>>>>

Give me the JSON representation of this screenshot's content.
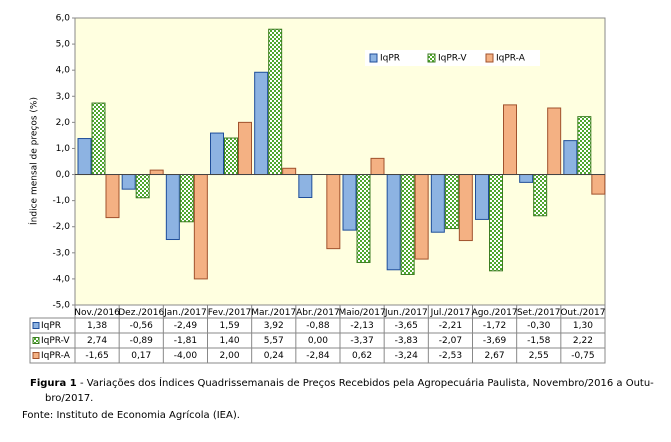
{
  "chart_data": {
    "type": "bar",
    "y_label": "Índice mensal de preços (%)",
    "categories": [
      "Nov./2016",
      "Dez./2016",
      "Jan./2017",
      "Fev./2017",
      "Mar./2017",
      "Abr./2017",
      "Maio/2017",
      "Jun./2017",
      "Jul./2017",
      "Ago./2017",
      "Set./2017",
      "Out./2017"
    ],
    "series": [
      {
        "name": "IqPR",
        "color": "#8db3e2",
        "values": [
          1.38,
          -0.56,
          -2.49,
          1.59,
          3.92,
          -0.88,
          -2.13,
          -3.65,
          -2.21,
          -1.72,
          -0.3,
          1.3
        ],
        "value_labels": [
          "1,38",
          "-0,56",
          "-2,49",
          "1,59",
          "3,92",
          "-0,88",
          "-2,13",
          "-3,65",
          "-2,21",
          "-1,72",
          "-0,30",
          "1,30"
        ]
      },
      {
        "name": "IqPR-V",
        "color": "#4ea72e",
        "values": [
          2.74,
          -0.89,
          -1.81,
          1.4,
          5.57,
          0.0,
          -3.37,
          -3.83,
          -2.07,
          -3.69,
          -1.58,
          2.22
        ],
        "value_labels": [
          "2,74",
          "-0,89",
          "-1,81",
          "1,40",
          "5,57",
          "0,00",
          "-3,37",
          "-3,83",
          "-2,07",
          "-3,69",
          "-1,58",
          "2,22"
        ]
      },
      {
        "name": "IqPR-A",
        "color": "#f4b183",
        "values": [
          -1.65,
          0.17,
          -4.0,
          2.0,
          0.24,
          -2.84,
          0.62,
          -3.24,
          -2.53,
          2.67,
          2.55,
          -0.75
        ],
        "value_labels": [
          "-1,65",
          "0,17",
          "-4,00",
          "2,00",
          "0,24",
          "-2,84",
          "0,62",
          "-3,24",
          "-2,53",
          "2,67",
          "2,55",
          "-0,75"
        ]
      }
    ],
    "ylim": [
      -5,
      6
    ],
    "yticks": [
      {
        "value": -5,
        "label": "-5,0"
      },
      {
        "value": -4,
        "label": "-4,0"
      },
      {
        "value": -3,
        "label": "-3,0"
      },
      {
        "value": -2,
        "label": "-2,0"
      },
      {
        "value": -1,
        "label": "-1,0"
      },
      {
        "value": 0,
        "label": "0,0"
      },
      {
        "value": 1,
        "label": "1,0"
      },
      {
        "value": 2,
        "label": "2,0"
      },
      {
        "value": 3,
        "label": "3,0"
      },
      {
        "value": 4,
        "label": "4,0"
      },
      {
        "value": 5,
        "label": "5,0"
      },
      {
        "value": 6,
        "label": "6,0"
      }
    ],
    "grid": false,
    "legend": "top-right"
  },
  "caption": {
    "label": "Figura 1",
    "lines": [
      "- Variações dos Índices Quadrissemanais de Preços Recebidos pela Agropecuária Paulista, Novembro/2016 a Outu-",
      "bro/2017."
    ]
  },
  "source": "Fonte: Instituto de Economia Agrícola (IEA)."
}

<<<<

> SET TASK: Your task is to retype all the entries exactly and leave out any pictures.

> RESULT OF THIS TASK:
Give me the JSON representation of this screenshot's content.
{
  "chart_data": {
    "type": "bar",
    "y_label": "Índice mensal de preços (%)",
    "categories": [
      "Nov./2016",
      "Dez./2016",
      "Jan./2017",
      "Fev./2017",
      "Mar./2017",
      "Abr./2017",
      "Maio/2017",
      "Jun./2017",
      "Jul./2017",
      "Ago./2017",
      "Set./2017",
      "Out./2017"
    ],
    "series": [
      {
        "name": "IqPR",
        "color": "#8db3e2",
        "values": [
          1.38,
          -0.56,
          -2.49,
          1.59,
          3.92,
          -0.88,
          -2.13,
          -3.65,
          -2.21,
          -1.72,
          -0.3,
          1.3
        ],
        "value_labels": [
          "1,38",
          "-0,56",
          "-2,49",
          "1,59",
          "3,92",
          "-0,88",
          "-2,13",
          "-3,65",
          "-2,21",
          "-1,72",
          "-0,30",
          "1,30"
        ]
      },
      {
        "name": "IqPR-V",
        "color": "#4ea72e",
        "values": [
          2.74,
          -0.89,
          -1.81,
          1.4,
          5.57,
          0.0,
          -3.37,
          -3.83,
          -2.07,
          -3.69,
          -1.58,
          2.22
        ],
        "value_labels": [
          "2,74",
          "-0,89",
          "-1,81",
          "1,40",
          "5,57",
          "0,00",
          "-3,37",
          "-3,83",
          "-2,07",
          "-3,69",
          "-1,58",
          "2,22"
        ]
      },
      {
        "name": "IqPR-A",
        "color": "#f4b183",
        "values": [
          -1.65,
          0.17,
          -4.0,
          2.0,
          0.24,
          -2.84,
          0.62,
          -3.24,
          -2.53,
          2.67,
          2.55,
          -0.75
        ],
        "value_labels": [
          "-1,65",
          "0,17",
          "-4,00",
          "2,00",
          "0,24",
          "-2,84",
          "0,62",
          "-3,24",
          "-2,53",
          "2,67",
          "2,55",
          "-0,75"
        ]
      }
    ],
    "ylim": [
      -5,
      6
    ],
    "yticks": [
      {
        "value": -5,
        "label": "-5,0"
      },
      {
        "value": -4,
        "label": "-4,0"
      },
      {
        "value": -3,
        "label": "-3,0"
      },
      {
        "value": -2,
        "label": "-2,0"
      },
      {
        "value": -1,
        "label": "-1,0"
      },
      {
        "value": 0,
        "label": "0,0"
      },
      {
        "value": 1,
        "label": "1,0"
      },
      {
        "value": 2,
        "label": "2,0"
      },
      {
        "value": 3,
        "label": "3,0"
      },
      {
        "value": 4,
        "label": "4,0"
      },
      {
        "value": 5,
        "label": "5,0"
      },
      {
        "value": 6,
        "label": "6,0"
      }
    ],
    "grid": false,
    "legend": "top-right"
  },
  "caption": {
    "label": "Figura 1",
    "lines": [
      "- Variações dos Índices Quadrissemanais de Preços Recebidos pela Agropecuária Paulista, Novembro/2016 a Outu-",
      "bro/2017."
    ]
  },
  "source": "Fonte: Instituto de Economia Agrícola (IEA)."
}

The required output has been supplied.